• EXTRACTED TEXT:
"""
Exercise to teach a newcomer to the CLSP grid to set up their environment and run jobs

Overview

Onboarding Exercise

You will make a list of the most common URLs in all the tweets in /home/aadelucia/files/minerva/raw_tweets_deduplicated/tweets/.

Goals of this exercise

  • Learn how to submit a job to the scheduler
  • Get comfortable with Tweet JSON format
  • Learn strategies for working with large datasets (map-reduce style setup)
  • Refresh on git commands

0. Set up your workspace

You will need to be on the grid for this exercise. You can access the grid with ssh @login.clsp.jhu.edu .

Set up your .bashrc

In order to make the grid really feel like home, we need to personalize it. We can do this by setting environment variables, having specific programs run on login, etc. Different OS have different places to save your preferences. On the grid, your preferences immediately get loaded upon login from ~/.profile. This is dumb because most other automated installed edit your ~/.bashrc to modify environment variables such as your PATH.

We need to edit your ~/.profile to source your .bashrc upon login. It's some weird thing where most programs edit your .bashrc but the system doesn't look at it upon login, so this will fix that. Open your ~/.profile with your favorite editor (I use vim) and add the following

# Code from Steven at CLSP help to read bashrc on login
if [ -n "BASH_VERSION" ]; then
    # include .bashrc if it exists
    if [ -f "$HOME/.bashrc" ]; then
    . "$HOME/.bashrc"
"""
• REQUIRED TASK:
Answer these questions from the grid onboarding exercise above:
1. What is the newcomer asked to make a list of?
2. On the grid, from which file do preferences get loaded on login?
3. Which editor does the writer use to open ~/.profile?

• ENTRIES SHOWN:
"""
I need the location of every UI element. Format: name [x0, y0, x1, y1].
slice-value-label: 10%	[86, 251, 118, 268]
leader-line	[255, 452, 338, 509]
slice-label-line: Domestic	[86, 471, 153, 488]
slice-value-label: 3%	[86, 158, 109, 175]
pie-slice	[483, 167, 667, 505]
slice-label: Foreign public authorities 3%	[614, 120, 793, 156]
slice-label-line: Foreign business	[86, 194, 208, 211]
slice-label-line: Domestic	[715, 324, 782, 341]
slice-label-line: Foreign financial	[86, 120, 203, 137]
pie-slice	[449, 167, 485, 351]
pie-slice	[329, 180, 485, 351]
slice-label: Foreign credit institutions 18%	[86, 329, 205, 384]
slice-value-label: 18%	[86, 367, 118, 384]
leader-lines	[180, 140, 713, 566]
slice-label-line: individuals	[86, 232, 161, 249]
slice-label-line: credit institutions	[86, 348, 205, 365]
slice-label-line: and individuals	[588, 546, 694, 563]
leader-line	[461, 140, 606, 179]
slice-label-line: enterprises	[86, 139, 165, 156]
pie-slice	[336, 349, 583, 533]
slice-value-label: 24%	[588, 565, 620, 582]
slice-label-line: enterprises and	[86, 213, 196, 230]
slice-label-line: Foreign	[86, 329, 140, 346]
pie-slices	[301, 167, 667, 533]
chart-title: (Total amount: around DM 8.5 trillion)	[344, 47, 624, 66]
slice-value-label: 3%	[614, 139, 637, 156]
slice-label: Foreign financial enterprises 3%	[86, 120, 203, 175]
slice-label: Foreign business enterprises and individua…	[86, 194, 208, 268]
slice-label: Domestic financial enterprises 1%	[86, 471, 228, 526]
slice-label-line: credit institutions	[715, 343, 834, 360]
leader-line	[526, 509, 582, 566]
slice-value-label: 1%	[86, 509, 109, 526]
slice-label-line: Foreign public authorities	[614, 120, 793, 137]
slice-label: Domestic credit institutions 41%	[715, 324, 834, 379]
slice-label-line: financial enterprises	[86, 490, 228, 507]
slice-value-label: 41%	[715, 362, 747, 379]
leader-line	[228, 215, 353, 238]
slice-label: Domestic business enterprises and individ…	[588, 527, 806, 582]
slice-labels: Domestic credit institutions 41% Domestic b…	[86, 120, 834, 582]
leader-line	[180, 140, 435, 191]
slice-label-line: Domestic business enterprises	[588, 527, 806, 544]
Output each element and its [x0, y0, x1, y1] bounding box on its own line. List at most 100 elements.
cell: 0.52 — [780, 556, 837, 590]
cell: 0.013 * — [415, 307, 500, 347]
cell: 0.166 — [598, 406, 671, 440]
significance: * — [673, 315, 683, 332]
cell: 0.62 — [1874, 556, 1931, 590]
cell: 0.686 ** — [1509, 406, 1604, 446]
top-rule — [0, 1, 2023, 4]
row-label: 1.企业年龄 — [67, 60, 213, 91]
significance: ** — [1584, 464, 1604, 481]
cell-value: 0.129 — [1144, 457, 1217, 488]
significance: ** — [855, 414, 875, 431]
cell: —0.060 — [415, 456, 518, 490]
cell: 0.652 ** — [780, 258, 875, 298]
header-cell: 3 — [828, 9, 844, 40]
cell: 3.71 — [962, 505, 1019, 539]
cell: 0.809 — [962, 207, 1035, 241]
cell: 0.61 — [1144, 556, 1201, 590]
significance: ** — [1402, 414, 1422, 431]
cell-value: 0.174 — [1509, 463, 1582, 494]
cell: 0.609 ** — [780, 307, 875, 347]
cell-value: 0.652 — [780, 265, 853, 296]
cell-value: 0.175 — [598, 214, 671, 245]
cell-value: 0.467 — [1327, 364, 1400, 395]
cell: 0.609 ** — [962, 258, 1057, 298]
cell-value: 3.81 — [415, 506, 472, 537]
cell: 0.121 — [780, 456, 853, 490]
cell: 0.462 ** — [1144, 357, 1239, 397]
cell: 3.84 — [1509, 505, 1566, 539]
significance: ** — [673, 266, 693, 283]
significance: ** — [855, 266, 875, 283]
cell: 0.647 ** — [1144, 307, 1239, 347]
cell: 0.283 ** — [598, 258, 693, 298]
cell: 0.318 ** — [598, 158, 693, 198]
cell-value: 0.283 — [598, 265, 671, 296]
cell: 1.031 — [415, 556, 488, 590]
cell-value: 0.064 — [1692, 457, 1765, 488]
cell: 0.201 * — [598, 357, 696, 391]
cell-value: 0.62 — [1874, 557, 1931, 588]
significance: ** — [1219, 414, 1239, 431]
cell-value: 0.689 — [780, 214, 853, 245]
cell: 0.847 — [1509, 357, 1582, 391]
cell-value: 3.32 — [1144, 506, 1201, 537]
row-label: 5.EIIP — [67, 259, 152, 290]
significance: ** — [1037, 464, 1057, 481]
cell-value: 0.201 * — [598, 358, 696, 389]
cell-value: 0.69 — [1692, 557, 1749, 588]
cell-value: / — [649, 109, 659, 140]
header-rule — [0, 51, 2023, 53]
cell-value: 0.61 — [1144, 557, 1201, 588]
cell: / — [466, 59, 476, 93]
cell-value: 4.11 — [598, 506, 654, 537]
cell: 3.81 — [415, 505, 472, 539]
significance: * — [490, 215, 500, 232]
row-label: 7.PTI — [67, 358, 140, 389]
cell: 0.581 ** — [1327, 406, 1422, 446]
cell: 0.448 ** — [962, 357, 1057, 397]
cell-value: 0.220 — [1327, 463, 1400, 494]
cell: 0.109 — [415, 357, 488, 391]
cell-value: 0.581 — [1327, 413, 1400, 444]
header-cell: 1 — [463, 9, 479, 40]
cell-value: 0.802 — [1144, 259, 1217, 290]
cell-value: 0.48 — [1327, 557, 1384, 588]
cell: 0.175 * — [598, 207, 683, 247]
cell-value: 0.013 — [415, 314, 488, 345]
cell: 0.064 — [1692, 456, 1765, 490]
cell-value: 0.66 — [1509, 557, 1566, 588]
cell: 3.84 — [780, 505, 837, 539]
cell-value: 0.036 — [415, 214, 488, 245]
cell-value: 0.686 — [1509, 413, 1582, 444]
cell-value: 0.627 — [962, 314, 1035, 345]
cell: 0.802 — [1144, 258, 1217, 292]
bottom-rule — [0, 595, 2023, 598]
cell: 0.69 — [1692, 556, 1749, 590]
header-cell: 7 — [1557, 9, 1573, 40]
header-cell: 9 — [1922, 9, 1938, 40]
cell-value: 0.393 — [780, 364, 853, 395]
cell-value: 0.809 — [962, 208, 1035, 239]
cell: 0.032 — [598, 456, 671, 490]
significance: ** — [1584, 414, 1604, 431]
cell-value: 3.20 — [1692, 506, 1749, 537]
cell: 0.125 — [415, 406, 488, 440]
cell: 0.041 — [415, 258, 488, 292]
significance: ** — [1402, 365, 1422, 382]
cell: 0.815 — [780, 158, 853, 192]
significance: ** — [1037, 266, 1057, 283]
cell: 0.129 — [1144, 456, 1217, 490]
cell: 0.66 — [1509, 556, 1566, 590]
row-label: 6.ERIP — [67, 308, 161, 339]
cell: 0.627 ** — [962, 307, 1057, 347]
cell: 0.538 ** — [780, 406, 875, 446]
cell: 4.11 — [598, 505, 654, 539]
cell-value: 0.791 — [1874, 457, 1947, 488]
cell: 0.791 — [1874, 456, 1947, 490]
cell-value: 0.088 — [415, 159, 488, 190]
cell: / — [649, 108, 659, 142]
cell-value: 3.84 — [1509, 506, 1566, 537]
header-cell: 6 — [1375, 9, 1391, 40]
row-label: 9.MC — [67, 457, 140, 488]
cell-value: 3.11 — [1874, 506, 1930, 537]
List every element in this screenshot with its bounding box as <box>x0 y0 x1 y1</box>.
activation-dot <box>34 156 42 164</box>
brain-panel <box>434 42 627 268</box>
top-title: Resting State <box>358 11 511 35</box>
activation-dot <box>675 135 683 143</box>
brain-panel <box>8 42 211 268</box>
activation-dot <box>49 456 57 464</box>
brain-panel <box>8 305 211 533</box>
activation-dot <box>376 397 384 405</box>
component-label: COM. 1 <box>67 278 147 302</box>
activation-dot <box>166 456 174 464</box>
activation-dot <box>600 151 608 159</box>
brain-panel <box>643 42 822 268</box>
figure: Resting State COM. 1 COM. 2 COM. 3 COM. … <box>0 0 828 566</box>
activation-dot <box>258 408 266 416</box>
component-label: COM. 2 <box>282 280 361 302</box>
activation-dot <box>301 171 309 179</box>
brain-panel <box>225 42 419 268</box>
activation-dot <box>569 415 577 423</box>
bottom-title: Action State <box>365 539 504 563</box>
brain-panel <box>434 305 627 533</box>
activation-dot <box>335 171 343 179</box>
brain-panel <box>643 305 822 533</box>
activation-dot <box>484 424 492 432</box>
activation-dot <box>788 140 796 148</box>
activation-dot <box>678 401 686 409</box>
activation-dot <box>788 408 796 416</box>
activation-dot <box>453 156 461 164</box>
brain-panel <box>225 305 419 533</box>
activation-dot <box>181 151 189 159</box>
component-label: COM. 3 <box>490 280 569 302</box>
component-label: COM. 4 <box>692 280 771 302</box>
"""
• OUTPUT OF THE EXERCISE:
1. The most common URLs in all the tweets in /home/aadelucia/files/minerva/raw_tweets_deduplicated/tweets/.
2. ~/.profile
3. vim